Problem details ->
Omit the pictures and return every entry exactly as written.

>> Start Exercise inputs

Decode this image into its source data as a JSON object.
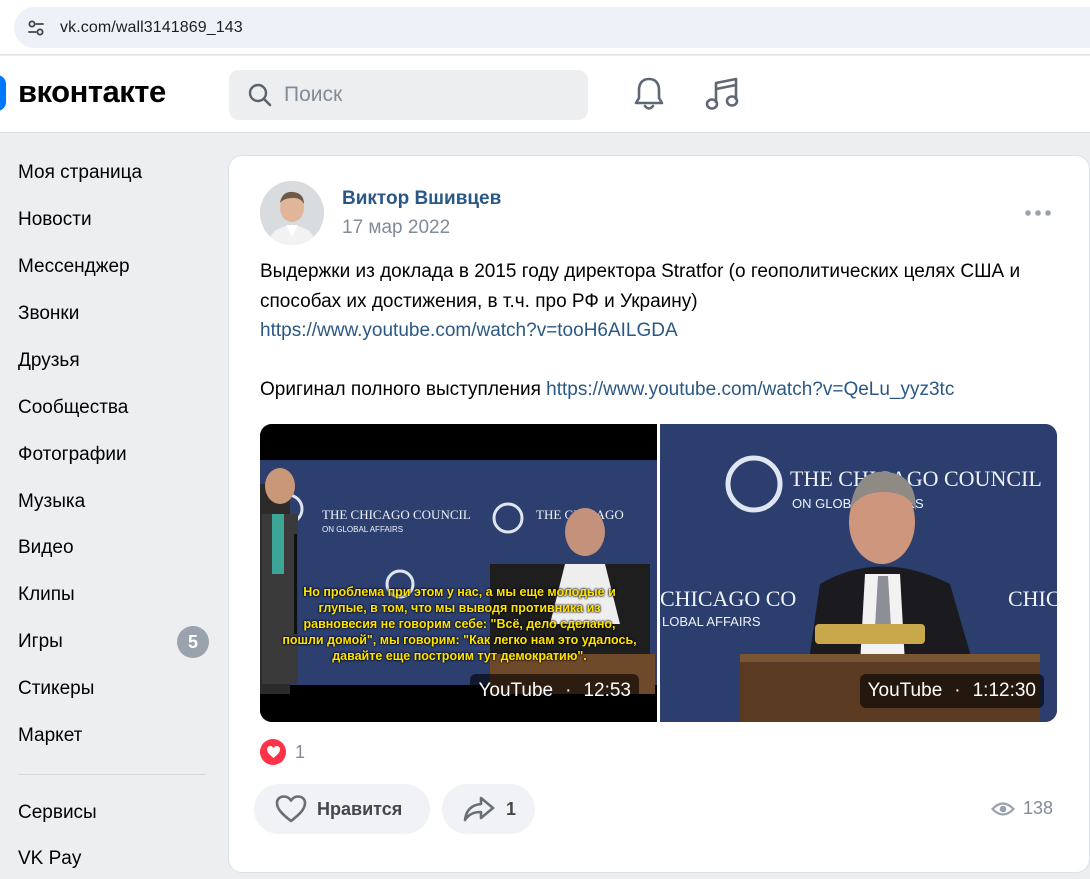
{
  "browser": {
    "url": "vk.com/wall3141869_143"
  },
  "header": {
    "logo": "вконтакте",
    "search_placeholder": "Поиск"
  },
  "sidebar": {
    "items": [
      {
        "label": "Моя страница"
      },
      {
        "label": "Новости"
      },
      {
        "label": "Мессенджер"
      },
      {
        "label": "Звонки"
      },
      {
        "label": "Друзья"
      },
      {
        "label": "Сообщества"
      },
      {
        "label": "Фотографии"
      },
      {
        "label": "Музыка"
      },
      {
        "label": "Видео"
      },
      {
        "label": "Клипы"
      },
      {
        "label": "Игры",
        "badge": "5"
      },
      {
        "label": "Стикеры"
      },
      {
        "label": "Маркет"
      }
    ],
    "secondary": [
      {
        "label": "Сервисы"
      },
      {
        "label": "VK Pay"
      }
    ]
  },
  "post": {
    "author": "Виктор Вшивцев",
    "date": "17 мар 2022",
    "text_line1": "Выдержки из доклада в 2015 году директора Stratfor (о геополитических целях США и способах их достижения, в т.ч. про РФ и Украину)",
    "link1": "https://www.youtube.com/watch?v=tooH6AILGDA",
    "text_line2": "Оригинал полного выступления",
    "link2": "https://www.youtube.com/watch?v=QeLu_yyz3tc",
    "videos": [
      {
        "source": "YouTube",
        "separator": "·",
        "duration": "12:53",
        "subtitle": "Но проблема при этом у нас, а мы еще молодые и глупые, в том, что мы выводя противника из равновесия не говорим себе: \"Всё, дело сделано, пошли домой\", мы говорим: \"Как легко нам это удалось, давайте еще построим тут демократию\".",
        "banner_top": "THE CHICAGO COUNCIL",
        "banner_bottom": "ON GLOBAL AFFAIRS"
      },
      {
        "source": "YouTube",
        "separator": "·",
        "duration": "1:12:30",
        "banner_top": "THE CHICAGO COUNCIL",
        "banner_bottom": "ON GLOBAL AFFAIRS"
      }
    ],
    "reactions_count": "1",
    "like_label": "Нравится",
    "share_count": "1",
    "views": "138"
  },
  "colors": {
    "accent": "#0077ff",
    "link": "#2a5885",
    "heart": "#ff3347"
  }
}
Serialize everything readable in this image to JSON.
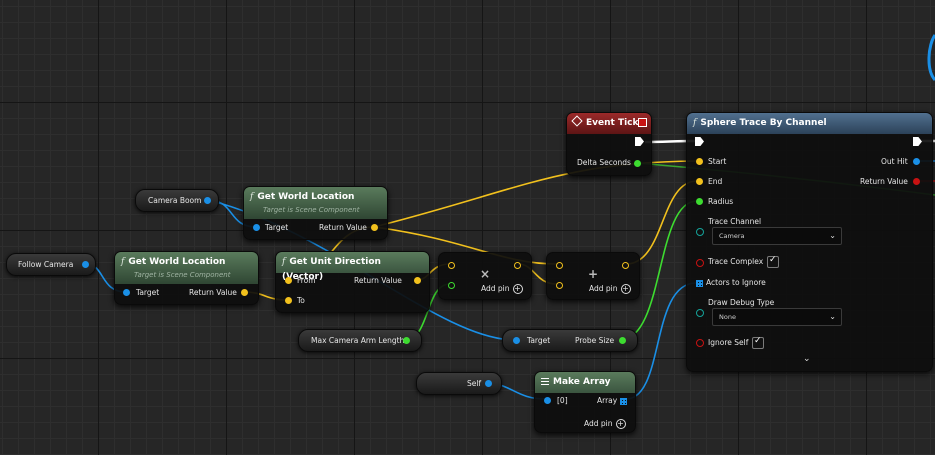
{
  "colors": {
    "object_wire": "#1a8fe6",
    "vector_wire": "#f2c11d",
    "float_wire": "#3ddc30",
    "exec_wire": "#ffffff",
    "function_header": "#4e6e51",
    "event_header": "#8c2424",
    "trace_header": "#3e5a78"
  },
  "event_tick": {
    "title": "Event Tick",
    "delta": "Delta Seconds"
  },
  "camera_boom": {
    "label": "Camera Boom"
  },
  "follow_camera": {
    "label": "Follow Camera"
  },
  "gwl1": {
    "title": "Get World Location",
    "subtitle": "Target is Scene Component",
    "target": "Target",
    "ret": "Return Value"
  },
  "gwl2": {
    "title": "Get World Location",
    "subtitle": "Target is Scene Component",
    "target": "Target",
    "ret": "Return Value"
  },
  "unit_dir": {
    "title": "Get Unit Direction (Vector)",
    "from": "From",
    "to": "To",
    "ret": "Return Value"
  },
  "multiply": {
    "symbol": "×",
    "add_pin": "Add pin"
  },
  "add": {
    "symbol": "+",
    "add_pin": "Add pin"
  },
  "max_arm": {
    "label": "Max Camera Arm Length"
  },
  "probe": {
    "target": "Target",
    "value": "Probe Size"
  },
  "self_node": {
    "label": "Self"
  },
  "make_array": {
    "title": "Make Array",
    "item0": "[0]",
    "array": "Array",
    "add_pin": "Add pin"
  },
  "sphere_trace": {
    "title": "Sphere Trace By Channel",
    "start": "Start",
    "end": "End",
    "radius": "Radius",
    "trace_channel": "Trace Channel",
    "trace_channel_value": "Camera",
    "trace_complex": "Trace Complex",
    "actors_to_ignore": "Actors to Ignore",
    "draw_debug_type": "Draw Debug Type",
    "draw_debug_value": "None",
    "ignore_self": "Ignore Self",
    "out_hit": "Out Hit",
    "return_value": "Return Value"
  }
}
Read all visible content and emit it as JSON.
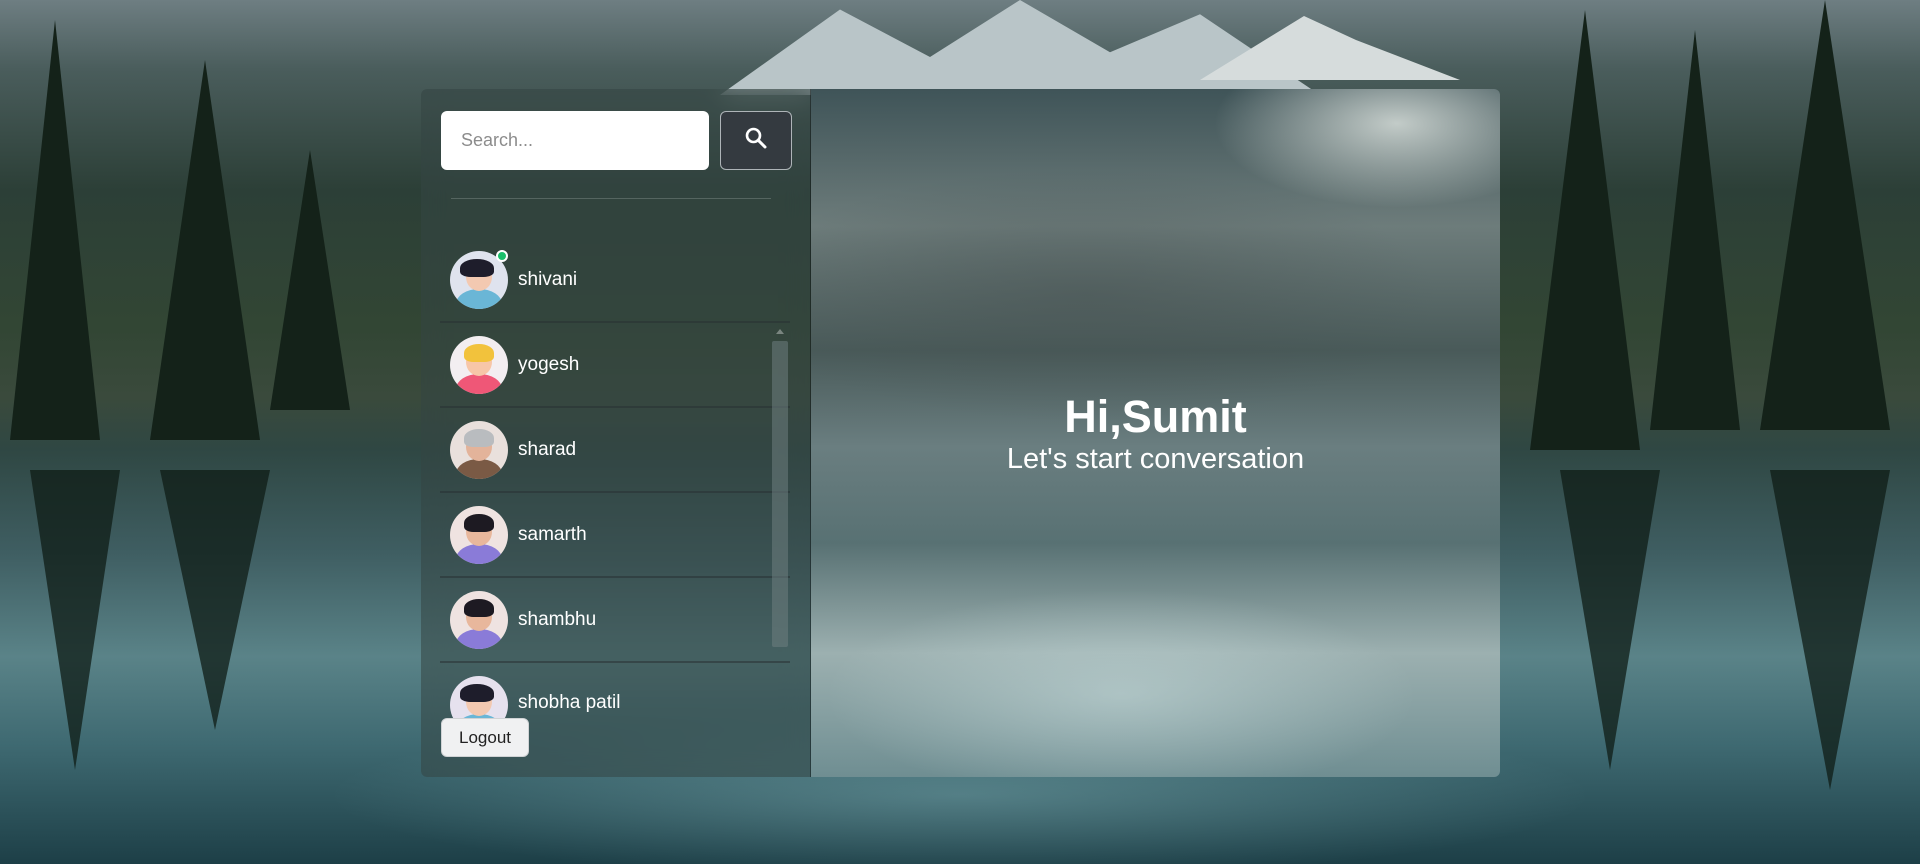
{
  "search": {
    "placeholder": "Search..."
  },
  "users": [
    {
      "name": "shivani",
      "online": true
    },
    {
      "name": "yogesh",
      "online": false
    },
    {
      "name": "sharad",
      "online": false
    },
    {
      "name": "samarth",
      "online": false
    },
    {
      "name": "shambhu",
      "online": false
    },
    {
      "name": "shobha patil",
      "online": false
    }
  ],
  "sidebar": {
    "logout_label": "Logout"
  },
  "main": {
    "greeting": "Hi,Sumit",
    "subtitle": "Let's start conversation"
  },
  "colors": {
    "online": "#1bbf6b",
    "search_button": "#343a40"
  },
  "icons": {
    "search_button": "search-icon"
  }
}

>> End Exercise inputs

Full response ->
Decode this image into its source data as a JSON object.
{
  "browser": {
    "url": "vk.com/wall3141869_143"
  },
  "header": {
    "logo": "вконтакте",
    "search_placeholder": "Поиск"
  },
  "sidebar": {
    "items": [
      {
        "label": "Моя страница"
      },
      {
        "label": "Новости"
      },
      {
        "label": "Мессенджер"
      },
      {
        "label": "Звонки"
      },
      {
        "label": "Друзья"
      },
      {
        "label": "Сообщества"
      },
      {
        "label": "Фотографии"
      },
      {
        "label": "Музыка"
      },
      {
        "label": "Видео"
      },
      {
        "label": "Клипы"
      },
      {
        "label": "Игры",
        "badge": "5"
      },
      {
        "label": "Стикеры"
      },
      {
        "label": "Маркет"
      }
    ],
    "secondary": [
      {
        "label": "Сервисы"
      },
      {
        "label": "VK Pay"
      }
    ]
  },
  "post": {
    "author": "Виктор Вшивцев",
    "date": "17 мар 2022",
    "text_line1": "Выдержки из доклада в 2015 году директора Stratfor (о геополитических целях США и способах их достижения, в т.ч. про РФ и Украину)",
    "link1": "https://www.youtube.com/watch?v=tooH6AILGDA",
    "text_line2": "Оригинал полного выступления",
    "link2": "https://www.youtube.com/watch?v=QeLu_yyz3tc",
    "videos": [
      {
        "source": "YouTube",
        "separator": "·",
        "duration": "12:53",
        "subtitle": "Но проблема при этом у нас, а мы еще молодые и глупые, в том, что мы выводя противника из равновесия не говорим себе: \"Всё, дело сделано, пошли домой\", мы говорим: \"Как легко нам это удалось, давайте еще построим тут демократию\".",
        "banner_top": "THE CHICAGO COUNCIL",
        "banner_bottom": "ON GLOBAL AFFAIRS"
      },
      {
        "source": "YouTube",
        "separator": "·",
        "duration": "1:12:30",
        "banner_top": "THE CHICAGO COUNCIL",
        "banner_bottom": "ON GLOBAL AFFAIRS"
      }
    ],
    "reactions_count": "1",
    "like_label": "Нравится",
    "share_count": "1",
    "views": "138"
  },
  "colors": {
    "accent": "#0077ff",
    "link": "#2a5885",
    "heart": "#ff3347"
  }
}
Serialize everything readable in this image to JSON.
{
  "colors": {
    "object_wire": "#1a8fe6",
    "vector_wire": "#f2c11d",
    "float_wire": "#3ddc30",
    "exec_wire": "#ffffff",
    "function_header": "#4e6e51",
    "event_header": "#8c2424",
    "trace_header": "#3e5a78"
  },
  "event_tick": {
    "title": "Event Tick",
    "delta": "Delta Seconds"
  },
  "camera_boom": {
    "label": "Camera Boom"
  },
  "follow_camera": {
    "label": "Follow Camera"
  },
  "gwl1": {
    "title": "Get World Location",
    "subtitle": "Target is Scene Component",
    "target": "Target",
    "ret": "Return Value"
  },
  "gwl2": {
    "title": "Get World Location",
    "subtitle": "Target is Scene Component",
    "target": "Target",
    "ret": "Return Value"
  },
  "unit_dir": {
    "title": "Get Unit Direction (Vector)",
    "from": "From",
    "to": "To",
    "ret": "Return Value"
  },
  "multiply": {
    "symbol": "×",
    "add_pin": "Add pin"
  },
  "add": {
    "symbol": "+",
    "add_pin": "Add pin"
  },
  "max_arm": {
    "label": "Max Camera Arm Length"
  },
  "probe": {
    "target": "Target",
    "value": "Probe Size"
  },
  "self_node": {
    "label": "Self"
  },
  "make_array": {
    "title": "Make Array",
    "item0": "[0]",
    "array": "Array",
    "add_pin": "Add pin"
  },
  "sphere_trace": {
    "title": "Sphere Trace By Channel",
    "start": "Start",
    "end": "End",
    "radius": "Radius",
    "trace_channel": "Trace Channel",
    "trace_channel_value": "Camera",
    "trace_complex": "Trace Complex",
    "actors_to_ignore": "Actors to Ignore",
    "draw_debug_type": "Draw Debug Type",
    "draw_debug_value": "None",
    "ignore_self": "Ignore Self",
    "out_hit": "Out Hit",
    "return_value": "Return Value"
  }
}
Read all visible content and emit it as JSON.
{
  "search": {
    "placeholder": "Search..."
  },
  "users": [
    {
      "name": "shivani",
      "online": true
    },
    {
      "name": "yogesh",
      "online": false
    },
    {
      "name": "sharad",
      "online": false
    },
    {
      "name": "samarth",
      "online": false
    },
    {
      "name": "shambhu",
      "online": false
    },
    {
      "name": "shobha patil",
      "online": false
    }
  ],
  "sidebar": {
    "logout_label": "Logout"
  },
  "main": {
    "greeting": "Hi,Sumit",
    "subtitle": "Let's start conversation"
  },
  "colors": {
    "online": "#1bbf6b",
    "search_button": "#343a40"
  },
  "icons": {
    "search_button": "search-icon"
  }
}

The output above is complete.